> [YOUR GOAL]
Repeat each line exactly as it is written.

*** SOURCE RECORDS

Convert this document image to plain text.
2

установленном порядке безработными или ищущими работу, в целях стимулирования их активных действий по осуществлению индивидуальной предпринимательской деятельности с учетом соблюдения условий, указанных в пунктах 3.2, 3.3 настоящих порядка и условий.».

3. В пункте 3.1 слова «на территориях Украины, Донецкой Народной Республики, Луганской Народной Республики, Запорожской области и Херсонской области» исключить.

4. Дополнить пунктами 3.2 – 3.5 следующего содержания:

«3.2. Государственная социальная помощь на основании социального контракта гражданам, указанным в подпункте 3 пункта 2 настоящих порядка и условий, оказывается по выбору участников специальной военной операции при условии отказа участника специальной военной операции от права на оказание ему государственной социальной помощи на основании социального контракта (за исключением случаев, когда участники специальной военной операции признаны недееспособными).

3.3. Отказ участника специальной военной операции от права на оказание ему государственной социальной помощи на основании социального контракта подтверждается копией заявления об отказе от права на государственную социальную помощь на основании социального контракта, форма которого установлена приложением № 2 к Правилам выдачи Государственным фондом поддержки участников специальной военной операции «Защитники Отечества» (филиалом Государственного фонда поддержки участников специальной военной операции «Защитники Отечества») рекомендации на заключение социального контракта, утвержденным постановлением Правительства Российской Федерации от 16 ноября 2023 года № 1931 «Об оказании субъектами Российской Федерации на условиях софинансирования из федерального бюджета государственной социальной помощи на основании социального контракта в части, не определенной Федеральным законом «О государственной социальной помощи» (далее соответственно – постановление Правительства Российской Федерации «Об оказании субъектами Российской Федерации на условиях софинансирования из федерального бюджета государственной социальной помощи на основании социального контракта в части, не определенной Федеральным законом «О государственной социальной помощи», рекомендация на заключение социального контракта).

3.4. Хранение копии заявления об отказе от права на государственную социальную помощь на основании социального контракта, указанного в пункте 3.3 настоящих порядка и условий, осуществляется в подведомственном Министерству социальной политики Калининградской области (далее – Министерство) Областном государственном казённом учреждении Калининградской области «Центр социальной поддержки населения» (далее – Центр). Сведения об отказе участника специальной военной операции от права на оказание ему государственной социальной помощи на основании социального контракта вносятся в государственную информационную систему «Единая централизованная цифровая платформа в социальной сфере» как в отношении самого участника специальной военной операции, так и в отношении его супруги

******

> [RESULT OF THIS EXERCISE]
Convert this document image to plain text.
2

установленном порядке безработными или ищущими работу, в целях стимулирования их активных действий по осуществлению индивидуальной предпринимательской деятельности с учетом соблюдения условий, указанных в пунктах 3.2, 3.3 настоящих порядка и условий.».

3. В пункте 3.1 слова «на территориях Украины, Донецкой Народной Республики, Луганской Народной Республики, Запорожской области и Херсонской области» исключить.

4. Дополнить пунктами 3.2 – 3.5 следующего содержания:

«3.2. Государственная социальная помощь на основании социального контракта гражданам, указанным в подпункте 3 пункта 2 настоящих порядка и условий, оказывается по выбору участников специальной военной операции при условии отказа участника специальной военной операции от права на оказание ему государственной социальной помощи на основании социального контракта (за исключением случаев, когда участники специальной военной операции признаны недееспособными).

3.3. Отказ участника специальной военной операции от права на оказание ему государственной социальной помощи на основании социального контракта подтверждается копией заявления об отказе от права на государственную социальную помощь на основании социального контракта, форма которого установлена приложением № 2 к Правилам выдачи Государственным фондом поддержки участников специальной военной операции «Защитники Отечества» (филиалом Государственного фонда поддержки участников специальной военной операции «Защитники Отечества») рекомендации на заключение социального контракта, утвержденным постановлением Правительства Российской Федерации от 16 ноября 2023 года № 1931 «Об оказании субъектами Российской Федерации на условиях софинансирования из федерального бюджета государственной социальной помощи на основании социального контракта в части, не определенной Федеральным законом «О государственной социальной помощи» (далее соответственно – постановление Правительства Российской Федерации «Об оказании субъектами Российской Федерации на условиях софинансирования из федерального бюджета государственной социальной помощи на основании социального контракта в части, не определенной Федеральным законом «О государственной социальной помощи», рекомендация на заключение социального контракта).

3.4. Хранение копии заявления об отказе от права на государственную социальную помощь на основании социального контракта, указанного в пункте 3.3 настоящих порядка и условий, осуществляется в подведомственном Министерству социальной политики Калининградской области (далее – Министерство) Областном государственном казённом учреждении Калининградской области «Центр социальной поддержки населения» (далее – Центр). Сведения об отказе участника специальной военной операции от права на оказание ему государственной социальной помощи на основании социального контракта вносятся в государственную информационную систему «Единая централизованная цифровая платформа в социальной сфере» как в отношении самого участника специальной военной операции, так и в отношении его супруги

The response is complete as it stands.